◆ THE REQUEST ◆
Please count the lines below that contain the word "ควรม", and reply with that number alone.

◆ RECORDS FOR THE TASK ◆
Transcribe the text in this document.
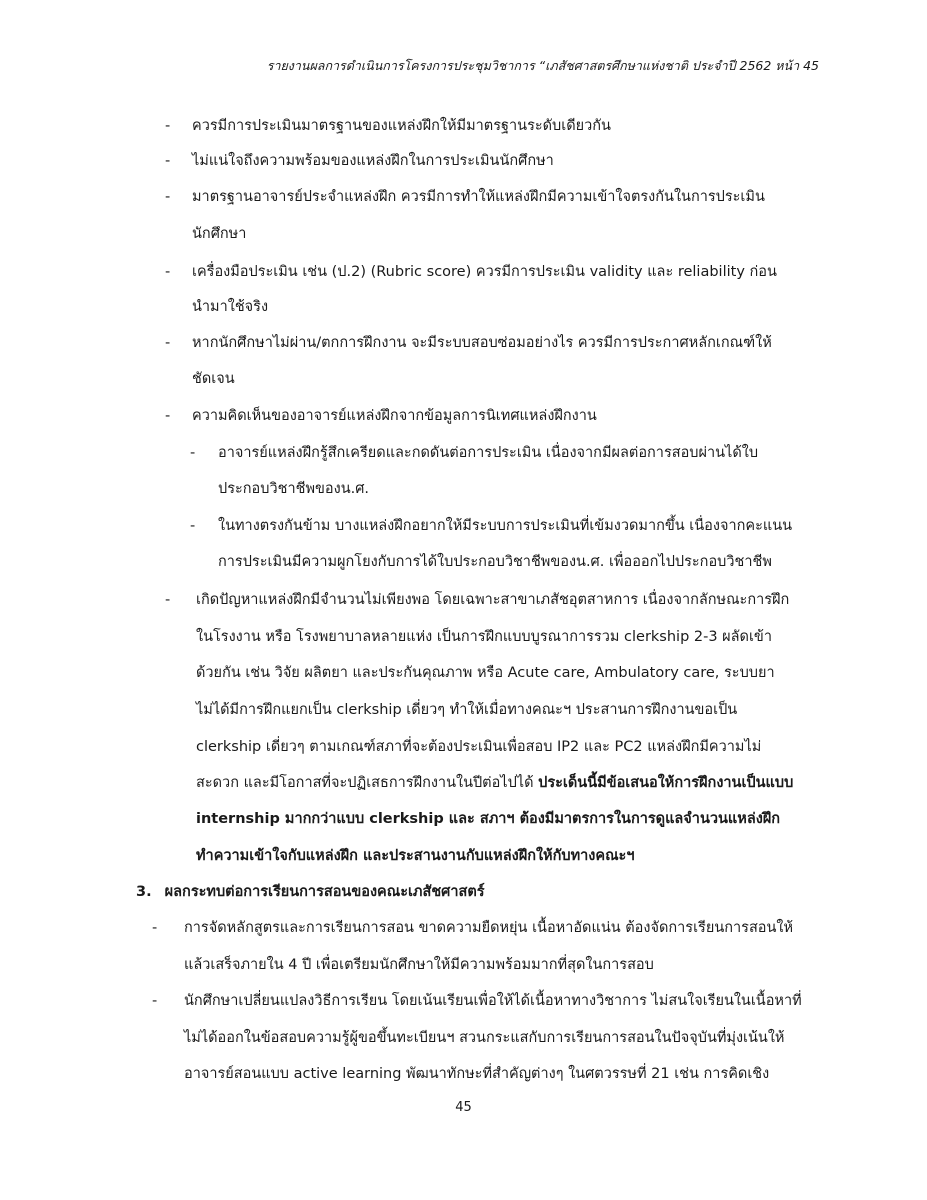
รายงานผลการดำเนินการโครงการประชุมวิชาการ “เภสัชศาสตรศึกษาแห่งชาติ ประจำปี 2562 หน้า 45
- ควรมีการประเมินมาตรฐานของแหล่งฝึกให้มีมาตรฐานระดับเดียวกัน
- ไม่แน่ใจถึงความพร้อมของแหล่งฝึกในการประเมินนักศึกษา
- มาตรฐานอาจารย์ประจำแหล่งฝึก ควรมีการทำให้แหล่งฝึกมีความเข้าใจตรงกันในการประเมิน
นักศึกษา
- เครื่องมือประเมิน เช่น (ป.2) (Rubric score) ควรมีการประเมิน validity และ reliability ก่อน
นำมาใช้จริง
- หากนักศึกษาไม่ผ่าน/ตกการฝึกงาน จะมีระบบสอบซ่อมอย่างไร ควรมีการประกาศหลักเกณฑ์ให้
ชัดเจน
- ความคิดเห็นของอาจารย์แหล่งฝึกจากข้อมูลการนิเทศแหล่งฝึกงาน
- อาจารย์แหล่งฝึกรู้สึกเครียดและกดดันต่อการประเมิน เนื่องจากมีผลต่อการสอบผ่านได้ใบ
ประกอบวิชาชีพของน.ศ.
- ในทางตรงกันข้าม บางแหล่งฝึกอยากให้มีระบบการประเมินที่เข้มงวดมากขึ้น เนื่องจากคะแนน
การประเมินมีความผูกโยงกับการได้ใบประกอบวิชาชีพของน.ศ. เพื่อออกไปประกอบวิชาชีพ
- เกิดปัญหาแหล่งฝึกมีจำนวนไม่เพียงพอ โดยเฉพาะสาขาเภสัชอุตสาหการ เนื่องจากลักษณะการฝึก
ในโรงงาน หรือ โรงพยาบาลหลายแห่ง เป็นการฝึกแบบบูรณาการรวม clerkship 2-3 ผลัดเข้า
ด้วยกัน เช่น วิจัย ผลิตยา และประกันคุณภาพ หรือ Acute care, Ambulatory care, ระบบยา
ไม่ได้มีการฝึกแยกเป็น clerkship เดี่ยวๆ ทำให้เมื่อทางคณะฯ ประสานการฝึกงานขอเป็น
clerkship เดี่ยวๆ ตามเกณฑ์สภาที่จะต้องประเมินเพื่อสอบ IP2 และ PC2 แหล่งฝึกมีความไม่
สะดวก และมีโอกาสที่จะปฏิเสธการฝึกงานในปีต่อไปได้ ประเด็นนี้มีข้อเสนอให้การฝึกงานเป็นแบบ
internship มากกว่าแบบ clerkship และ สภาฯ ต้องมีมาตรการในการดูแลจำนวนแหล่งฝึก
ทำความเข้าใจกับแหล่งฝึก และประสานงานกับแหล่งฝึกให้กับทางคณะฯ
3. ผลกระทบต่อการเรียนการสอนของคณะเภสัชศาสตร์
- การจัดหลักสูตรและการเรียนการสอน ขาดความยืดหยุ่น เนื้อหาอัดแน่น ต้องจัดการเรียนการสอนให้
แล้วเสร็จภายใน 4 ปี เพื่อเตรียมนักศึกษาให้มีความพร้อมมากที่สุดในการสอบ
- นักศึกษาเปลี่ยนแปลงวิธีการเรียน โดยเน้นเรียนเพื่อให้ได้เนื้อหาทางวิชาการ ไม่สนใจเรียนในเนื้อหาที่
ไม่ได้ออกในข้อสอบความรู้ผู้ขอขึ้นทะเบียนฯ สวนกระแสกับการเรียนการสอนในปัจจุบันที่มุ่งเน้นให้
อาจารย์สอนแบบ active learning พัฒนาทักษะที่สำคัญต่างๆ ในศตวรรษที่ 21 เช่น การคิดเชิง
45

◆ RESPONSE ◆
4